#### TASK GOAL:
Extract the full set of records that follows, word for word.

(Excerpts from a figure dataset)
== == ==

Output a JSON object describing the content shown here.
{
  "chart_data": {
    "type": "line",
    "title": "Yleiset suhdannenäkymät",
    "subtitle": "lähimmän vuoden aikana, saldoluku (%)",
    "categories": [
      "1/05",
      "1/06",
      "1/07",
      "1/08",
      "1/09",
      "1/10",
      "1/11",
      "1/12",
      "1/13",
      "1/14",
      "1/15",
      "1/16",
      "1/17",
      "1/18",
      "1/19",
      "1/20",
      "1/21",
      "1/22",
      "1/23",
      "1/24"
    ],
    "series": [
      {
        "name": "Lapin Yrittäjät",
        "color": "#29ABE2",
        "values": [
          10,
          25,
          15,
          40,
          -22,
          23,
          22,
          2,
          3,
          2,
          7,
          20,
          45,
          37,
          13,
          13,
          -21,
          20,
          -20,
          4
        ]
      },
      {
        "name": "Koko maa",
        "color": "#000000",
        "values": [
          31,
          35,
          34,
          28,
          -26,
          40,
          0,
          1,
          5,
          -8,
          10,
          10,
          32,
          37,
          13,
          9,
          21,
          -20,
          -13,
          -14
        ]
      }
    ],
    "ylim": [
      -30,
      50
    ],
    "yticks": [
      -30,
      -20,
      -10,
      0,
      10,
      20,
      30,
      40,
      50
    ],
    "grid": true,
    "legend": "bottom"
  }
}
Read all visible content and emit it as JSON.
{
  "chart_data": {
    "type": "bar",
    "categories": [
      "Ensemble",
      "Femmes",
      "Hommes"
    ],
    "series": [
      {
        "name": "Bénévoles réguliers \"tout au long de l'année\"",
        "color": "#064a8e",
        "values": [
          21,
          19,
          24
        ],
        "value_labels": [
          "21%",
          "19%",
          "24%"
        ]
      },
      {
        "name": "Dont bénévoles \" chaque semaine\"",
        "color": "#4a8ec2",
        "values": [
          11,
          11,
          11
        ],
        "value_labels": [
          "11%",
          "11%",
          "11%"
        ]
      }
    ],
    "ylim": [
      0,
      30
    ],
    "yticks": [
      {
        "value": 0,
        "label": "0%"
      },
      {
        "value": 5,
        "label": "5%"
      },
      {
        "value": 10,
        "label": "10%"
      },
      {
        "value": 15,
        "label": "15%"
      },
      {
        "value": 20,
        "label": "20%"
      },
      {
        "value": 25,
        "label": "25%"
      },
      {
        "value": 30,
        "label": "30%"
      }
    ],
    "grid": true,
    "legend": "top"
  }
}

== == ==

#### SOLUTION TO THIS TASK:
Output a JSON object describing the content shown here.
{
  "chart_data": {
    "type": "line",
    "title": "Yleiset suhdannenäkymät",
    "subtitle": "lähimmän vuoden aikana, saldoluku (%)",
    "categories": [
      "1/05",
      "1/06",
      "1/07",
      "1/08",
      "1/09",
      "1/10",
      "1/11",
      "1/12",
      "1/13",
      "1/14",
      "1/15",
      "1/16",
      "1/17",
      "1/18",
      "1/19",
      "1/20",
      "1/21",
      "1/22",
      "1/23",
      "1/24"
    ],
    "series": [
      {
        "name": "Lapin Yrittäjät",
        "color": "#29ABE2",
        "values": [
          10,
          25,
          15,
          40,
          -22,
          23,
          22,
          2,
          3,
          2,
          7,
          20,
          45,
          37,
          13,
          13,
          -21,
          20,
          -20,
          4
        ]
      },
      {
        "name": "Koko maa",
        "color": "#000000",
        "values": [
          31,
          35,
          34,
          28,
          -26,
          40,
          0,
          1,
          5,
          -8,
          10,
          10,
          32,
          37,
          13,
          9,
          21,
          -20,
          -13,
          -14
        ]
      }
    ],
    "ylim": [
      -30,
      50
    ],
    "yticks": [
      -30,
      -20,
      -10,
      0,
      10,
      20,
      30,
      40,
      50
    ],
    "grid": true,
    "legend": "bottom"
  }
}
Read all visible content and emit it as JSON.
{
  "chart_data": {
    "type": "bar",
    "categories": [
      "Ensemble",
      "Femmes",
      "Hommes"
    ],
    "series": [
      {
        "name": "Bénévoles réguliers \"tout au long de l'année\"",
        "color": "#064a8e",
        "values": [
          21,
          19,
          24
        ],
        "value_labels": [
          "21%",
          "19%",
          "24%"
        ]
      },
      {
        "name": "Dont bénévoles \" chaque semaine\"",
        "color": "#4a8ec2",
        "values": [
          11,
          11,
          11
        ],
        "value_labels": [
          "11%",
          "11%",
          "11%"
        ]
      }
    ],
    "ylim": [
      0,
      30
    ],
    "yticks": [
      {
        "value": 0,
        "label": "0%"
      },
      {
        "value": 5,
        "label": "5%"
      },
      {
        "value": 10,
        "label": "10%"
      },
      {
        "value": 15,
        "label": "15%"
      },
      {
        "value": 20,
        "label": "20%"
      },
      {
        "value": 25,
        "label": "25%"
      },
      {
        "value": 30,
        "label": "30%"
      }
    ],
    "grid": true,
    "legend": "top"
  }
}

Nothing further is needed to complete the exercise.